● **Problem**: Return all entries word for word, but drop any images.

Stored dataset items:
◇ ◇ ◇
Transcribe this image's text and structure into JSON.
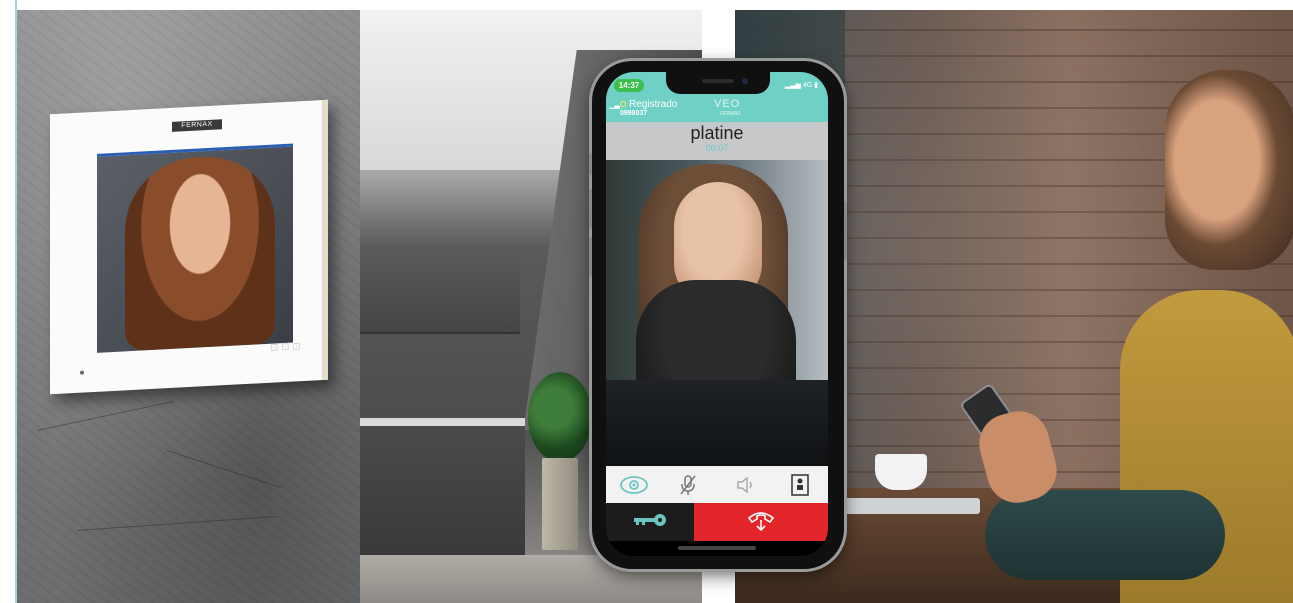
{
  "monitor": {
    "brand": "FERNAX",
    "icons": "⊡ ⊡ ⊡"
  },
  "app": {
    "status_time": "14:37",
    "status_network": "4G",
    "registration_status": "Registrado",
    "registration_number": "0999037",
    "logo": "VEO",
    "logo_sub": "FERMAX",
    "caller_name": "platine",
    "call_duration": "00:07"
  },
  "controls": [
    {
      "name": "eye-icon",
      "label": ""
    },
    {
      "name": "microphone-muted-icon",
      "label": ""
    },
    {
      "name": "speaker-icon",
      "label": ""
    },
    {
      "name": "door-panel-icon",
      "label": ""
    }
  ],
  "colors": {
    "header": "#6fd0c6",
    "time_pill": "#3bbf4d",
    "hangup": "#e3262a",
    "open_door": "#1c1c1c",
    "accent": "#6cc6c0"
  }
}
◇ ◇ ◇
● **Completed exercise**:
Transcribe this image's text and structure into JSON.
{
  "monitor": {
    "brand": "FERNAX",
    "icons": "⊡ ⊡ ⊡"
  },
  "app": {
    "status_time": "14:37",
    "status_network": "4G",
    "registration_status": "Registrado",
    "registration_number": "0999037",
    "logo": "VEO",
    "logo_sub": "FERMAX",
    "caller_name": "platine",
    "call_duration": "00:07"
  },
  "controls": [
    {
      "name": "eye-icon",
      "label": ""
    },
    {
      "name": "microphone-muted-icon",
      "label": ""
    },
    {
      "name": "speaker-icon",
      "label": ""
    },
    {
      "name": "door-panel-icon",
      "label": ""
    }
  ],
  "colors": {
    "header": "#6fd0c6",
    "time_pill": "#3bbf4d",
    "hangup": "#e3262a",
    "open_door": "#1c1c1c",
    "accent": "#6cc6c0"
  }
}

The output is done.